-- Records shown start --

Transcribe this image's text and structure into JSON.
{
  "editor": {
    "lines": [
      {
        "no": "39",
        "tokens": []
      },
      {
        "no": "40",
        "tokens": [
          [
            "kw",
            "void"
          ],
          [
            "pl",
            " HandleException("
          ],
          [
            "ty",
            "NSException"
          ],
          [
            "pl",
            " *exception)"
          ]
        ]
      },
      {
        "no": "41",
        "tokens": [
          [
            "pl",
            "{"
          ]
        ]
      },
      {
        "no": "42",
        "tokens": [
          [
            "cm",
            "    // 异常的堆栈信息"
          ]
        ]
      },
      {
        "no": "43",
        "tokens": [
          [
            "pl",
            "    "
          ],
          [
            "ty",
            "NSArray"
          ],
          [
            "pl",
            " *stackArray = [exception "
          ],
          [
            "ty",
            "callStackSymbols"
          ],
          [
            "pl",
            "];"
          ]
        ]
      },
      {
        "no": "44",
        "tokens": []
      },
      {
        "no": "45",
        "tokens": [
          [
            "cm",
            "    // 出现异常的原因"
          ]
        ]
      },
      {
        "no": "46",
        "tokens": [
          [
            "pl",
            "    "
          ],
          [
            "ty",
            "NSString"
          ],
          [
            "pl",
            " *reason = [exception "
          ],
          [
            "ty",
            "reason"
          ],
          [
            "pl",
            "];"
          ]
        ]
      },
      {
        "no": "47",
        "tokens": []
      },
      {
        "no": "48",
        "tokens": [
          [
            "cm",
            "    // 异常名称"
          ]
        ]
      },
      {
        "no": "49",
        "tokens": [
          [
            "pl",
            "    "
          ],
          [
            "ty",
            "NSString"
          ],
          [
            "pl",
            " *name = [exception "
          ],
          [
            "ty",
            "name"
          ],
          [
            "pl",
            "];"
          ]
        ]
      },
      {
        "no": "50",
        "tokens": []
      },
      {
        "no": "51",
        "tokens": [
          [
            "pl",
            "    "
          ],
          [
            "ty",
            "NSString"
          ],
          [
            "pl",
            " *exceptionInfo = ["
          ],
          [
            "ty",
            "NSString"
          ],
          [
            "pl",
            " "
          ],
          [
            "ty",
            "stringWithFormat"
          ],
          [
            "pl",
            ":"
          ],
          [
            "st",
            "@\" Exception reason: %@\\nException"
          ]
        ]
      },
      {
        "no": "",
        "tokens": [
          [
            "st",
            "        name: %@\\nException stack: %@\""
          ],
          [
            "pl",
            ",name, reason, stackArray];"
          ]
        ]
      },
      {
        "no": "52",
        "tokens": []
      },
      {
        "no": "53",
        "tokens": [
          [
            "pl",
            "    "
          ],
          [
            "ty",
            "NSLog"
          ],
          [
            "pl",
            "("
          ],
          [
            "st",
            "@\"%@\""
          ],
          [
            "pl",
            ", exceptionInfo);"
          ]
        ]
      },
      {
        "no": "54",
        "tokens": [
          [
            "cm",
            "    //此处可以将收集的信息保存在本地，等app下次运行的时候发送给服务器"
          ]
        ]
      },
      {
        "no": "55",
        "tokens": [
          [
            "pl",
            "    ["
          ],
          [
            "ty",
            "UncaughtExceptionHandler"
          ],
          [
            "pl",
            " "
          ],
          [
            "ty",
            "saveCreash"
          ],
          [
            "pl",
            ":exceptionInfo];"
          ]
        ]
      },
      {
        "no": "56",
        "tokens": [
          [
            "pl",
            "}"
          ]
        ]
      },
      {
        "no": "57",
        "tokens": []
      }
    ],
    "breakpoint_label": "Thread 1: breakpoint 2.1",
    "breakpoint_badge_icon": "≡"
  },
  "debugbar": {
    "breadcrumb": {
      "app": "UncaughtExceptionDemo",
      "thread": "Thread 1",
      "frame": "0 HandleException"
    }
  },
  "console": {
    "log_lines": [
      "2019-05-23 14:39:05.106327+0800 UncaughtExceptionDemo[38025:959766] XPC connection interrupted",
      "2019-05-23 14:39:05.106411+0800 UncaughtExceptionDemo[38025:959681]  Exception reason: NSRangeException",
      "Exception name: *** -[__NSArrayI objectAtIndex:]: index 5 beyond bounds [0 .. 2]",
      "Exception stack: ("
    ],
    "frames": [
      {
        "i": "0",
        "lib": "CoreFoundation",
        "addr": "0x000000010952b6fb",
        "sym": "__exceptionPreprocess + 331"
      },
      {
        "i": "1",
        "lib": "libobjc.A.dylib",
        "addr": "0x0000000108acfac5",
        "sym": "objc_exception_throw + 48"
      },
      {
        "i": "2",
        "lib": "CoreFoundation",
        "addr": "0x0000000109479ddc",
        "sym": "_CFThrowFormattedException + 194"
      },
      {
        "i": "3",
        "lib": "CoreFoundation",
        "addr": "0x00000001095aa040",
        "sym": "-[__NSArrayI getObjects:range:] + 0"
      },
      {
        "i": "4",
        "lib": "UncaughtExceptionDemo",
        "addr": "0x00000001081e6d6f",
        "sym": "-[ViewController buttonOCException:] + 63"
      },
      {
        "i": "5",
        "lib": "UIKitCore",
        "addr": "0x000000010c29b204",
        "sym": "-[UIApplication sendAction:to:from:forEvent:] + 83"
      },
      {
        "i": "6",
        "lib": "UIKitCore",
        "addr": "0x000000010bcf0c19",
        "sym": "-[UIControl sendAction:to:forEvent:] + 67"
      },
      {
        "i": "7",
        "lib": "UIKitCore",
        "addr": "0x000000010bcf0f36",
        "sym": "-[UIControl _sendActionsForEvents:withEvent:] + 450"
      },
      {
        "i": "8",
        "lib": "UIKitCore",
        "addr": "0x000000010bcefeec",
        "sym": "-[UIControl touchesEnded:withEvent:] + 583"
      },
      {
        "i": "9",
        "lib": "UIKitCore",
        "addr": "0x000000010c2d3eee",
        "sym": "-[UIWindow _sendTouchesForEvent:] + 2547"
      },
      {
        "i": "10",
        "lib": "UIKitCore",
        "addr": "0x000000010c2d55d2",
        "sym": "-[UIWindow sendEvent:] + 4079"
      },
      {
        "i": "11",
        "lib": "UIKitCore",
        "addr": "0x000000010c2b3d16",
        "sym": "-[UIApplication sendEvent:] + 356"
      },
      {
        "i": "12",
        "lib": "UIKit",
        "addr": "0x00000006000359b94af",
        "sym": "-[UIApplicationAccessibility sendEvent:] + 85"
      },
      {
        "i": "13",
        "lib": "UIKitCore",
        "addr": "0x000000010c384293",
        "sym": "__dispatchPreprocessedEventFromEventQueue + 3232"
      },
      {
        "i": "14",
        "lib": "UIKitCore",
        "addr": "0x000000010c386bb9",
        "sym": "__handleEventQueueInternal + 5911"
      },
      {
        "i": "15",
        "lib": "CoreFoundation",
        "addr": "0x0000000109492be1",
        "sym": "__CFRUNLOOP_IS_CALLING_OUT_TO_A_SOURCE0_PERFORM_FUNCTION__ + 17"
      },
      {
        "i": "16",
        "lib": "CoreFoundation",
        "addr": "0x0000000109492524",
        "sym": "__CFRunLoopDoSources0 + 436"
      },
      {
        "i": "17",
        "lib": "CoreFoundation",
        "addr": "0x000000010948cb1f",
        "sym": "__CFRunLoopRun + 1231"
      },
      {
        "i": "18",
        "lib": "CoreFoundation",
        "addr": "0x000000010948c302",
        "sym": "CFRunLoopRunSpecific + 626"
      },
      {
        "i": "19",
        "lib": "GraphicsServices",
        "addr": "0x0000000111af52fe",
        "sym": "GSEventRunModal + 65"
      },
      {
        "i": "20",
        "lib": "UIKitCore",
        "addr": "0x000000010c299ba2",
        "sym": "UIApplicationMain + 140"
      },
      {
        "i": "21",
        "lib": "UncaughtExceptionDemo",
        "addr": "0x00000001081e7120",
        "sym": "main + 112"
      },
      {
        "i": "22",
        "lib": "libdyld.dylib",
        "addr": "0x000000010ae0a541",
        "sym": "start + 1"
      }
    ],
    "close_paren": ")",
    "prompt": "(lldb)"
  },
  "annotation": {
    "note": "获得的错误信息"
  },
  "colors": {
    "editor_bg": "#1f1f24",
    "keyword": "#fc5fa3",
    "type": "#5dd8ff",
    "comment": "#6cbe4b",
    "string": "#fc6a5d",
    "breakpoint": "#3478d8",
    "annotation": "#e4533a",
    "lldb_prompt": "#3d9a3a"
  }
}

-- Records shown end --

Report how many lines of the entries hold the string "UIWindow". Provide the number alone.

2